» Task goal
Write out each line exactly as given. Leave the pictures out of your copy.

---

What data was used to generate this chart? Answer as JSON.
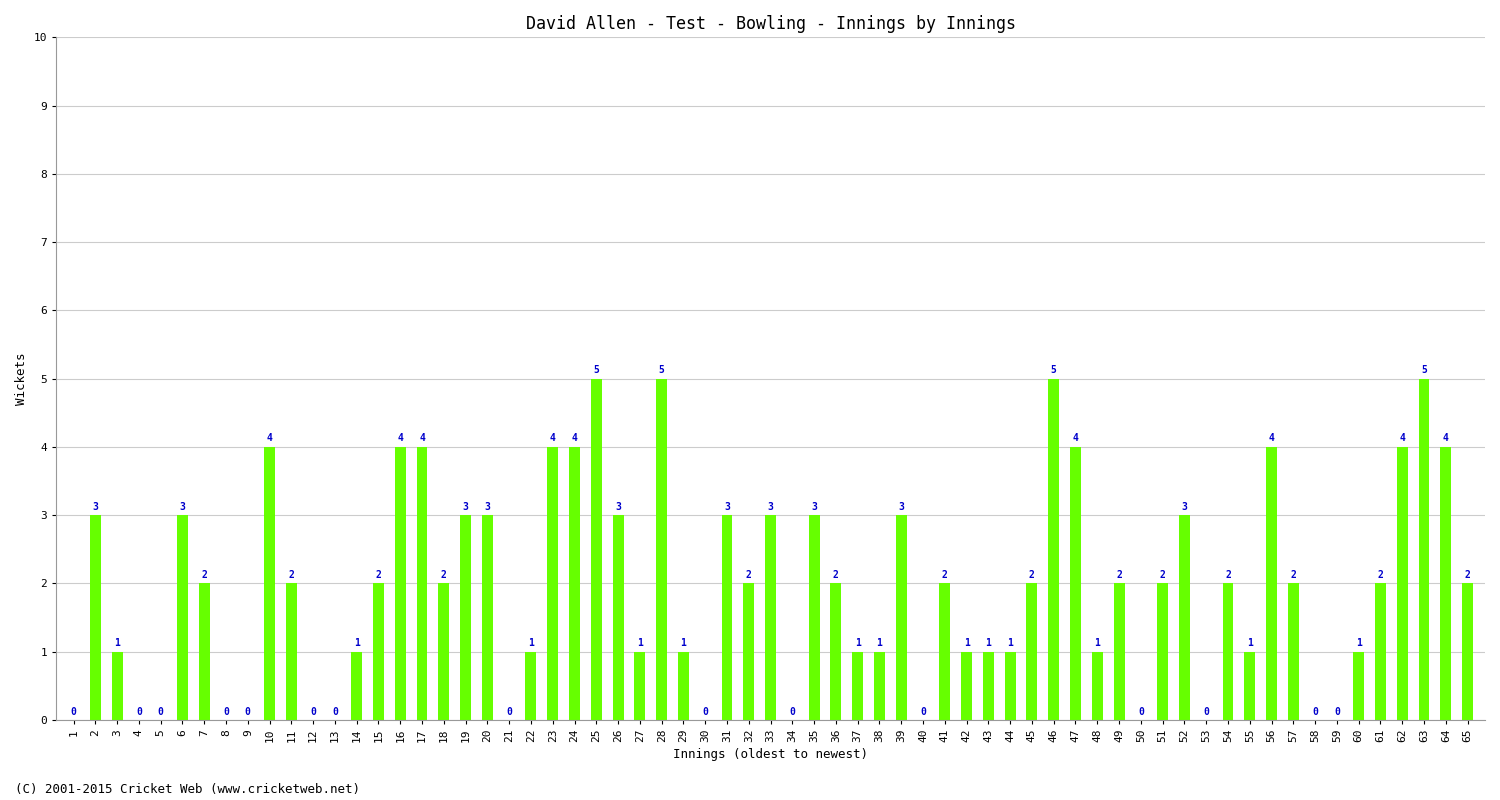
{
  "title": "David Allen - Test - Bowling - Innings by Innings",
  "xlabel": "Innings (oldest to newest)",
  "ylabel": "Wickets",
  "background_color": "#ffffff",
  "bar_color": "#66ff00",
  "label_color": "#0000cc",
  "ylim": [
    0,
    10
  ],
  "yticks": [
    0,
    1,
    2,
    3,
    4,
    5,
    6,
    7,
    8,
    9,
    10
  ],
  "innings": [
    1,
    2,
    3,
    4,
    5,
    6,
    7,
    8,
    9,
    10,
    11,
    12,
    13,
    14,
    15,
    16,
    17,
    18,
    19,
    20,
    21,
    22,
    23,
    24,
    25,
    26,
    27,
    28,
    29,
    30,
    31,
    32,
    33,
    34,
    35,
    36,
    37,
    38,
    39,
    40,
    41,
    42,
    43,
    44,
    45,
    46,
    47,
    48,
    49,
    50,
    51,
    52,
    53,
    54,
    55,
    56,
    57,
    58,
    59,
    60,
    61,
    62,
    63,
    64,
    65
  ],
  "wickets": [
    0,
    3,
    1,
    0,
    0,
    3,
    2,
    0,
    0,
    4,
    2,
    0,
    0,
    1,
    2,
    4,
    4,
    2,
    3,
    3,
    0,
    1,
    4,
    4,
    5,
    3,
    1,
    5,
    1,
    0,
    3,
    2,
    3,
    0,
    3,
    2,
    1,
    1,
    3,
    0,
    2,
    1,
    1,
    1,
    2,
    5,
    4,
    1,
    2,
    0,
    2,
    3,
    0,
    2,
    1,
    4,
    2,
    0,
    0,
    1,
    2,
    4,
    5,
    4,
    2
  ],
  "footer": "(C) 2001-2015 Cricket Web (www.cricketweb.net)",
  "title_fontsize": 12,
  "label_fontsize": 9,
  "tick_fontsize": 8,
  "footer_fontsize": 9,
  "grid_color": "#cccccc",
  "annotation_fontsize": 7,
  "bar_width": 0.5
}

---

» The reply
What data was used to generate this chart? Answer as JSON.
{
  "title": "David Allen - Test - Bowling - Innings by Innings",
  "xlabel": "Innings (oldest to newest)",
  "ylabel": "Wickets",
  "background_color": "#ffffff",
  "bar_color": "#66ff00",
  "label_color": "#0000cc",
  "ylim": [
    0,
    10
  ],
  "yticks": [
    0,
    1,
    2,
    3,
    4,
    5,
    6,
    7,
    8,
    9,
    10
  ],
  "innings": [
    1,
    2,
    3,
    4,
    5,
    6,
    7,
    8,
    9,
    10,
    11,
    12,
    13,
    14,
    15,
    16,
    17,
    18,
    19,
    20,
    21,
    22,
    23,
    24,
    25,
    26,
    27,
    28,
    29,
    30,
    31,
    32,
    33,
    34,
    35,
    36,
    37,
    38,
    39,
    40,
    41,
    42,
    43,
    44,
    45,
    46,
    47,
    48,
    49,
    50,
    51,
    52,
    53,
    54,
    55,
    56,
    57,
    58,
    59,
    60,
    61,
    62,
    63,
    64,
    65
  ],
  "wickets": [
    0,
    3,
    1,
    0,
    0,
    3,
    2,
    0,
    0,
    4,
    2,
    0,
    0,
    1,
    2,
    4,
    4,
    2,
    3,
    3,
    0,
    1,
    4,
    4,
    5,
    3,
    1,
    5,
    1,
    0,
    3,
    2,
    3,
    0,
    3,
    2,
    1,
    1,
    3,
    0,
    2,
    1,
    1,
    1,
    2,
    5,
    4,
    1,
    2,
    0,
    2,
    3,
    0,
    2,
    1,
    4,
    2,
    0,
    0,
    1,
    2,
    4,
    5,
    4,
    2
  ],
  "footer": "(C) 2001-2015 Cricket Web (www.cricketweb.net)",
  "title_fontsize": 12,
  "label_fontsize": 9,
  "tick_fontsize": 8,
  "footer_fontsize": 9,
  "grid_color": "#cccccc",
  "annotation_fontsize": 7,
  "bar_width": 0.5
}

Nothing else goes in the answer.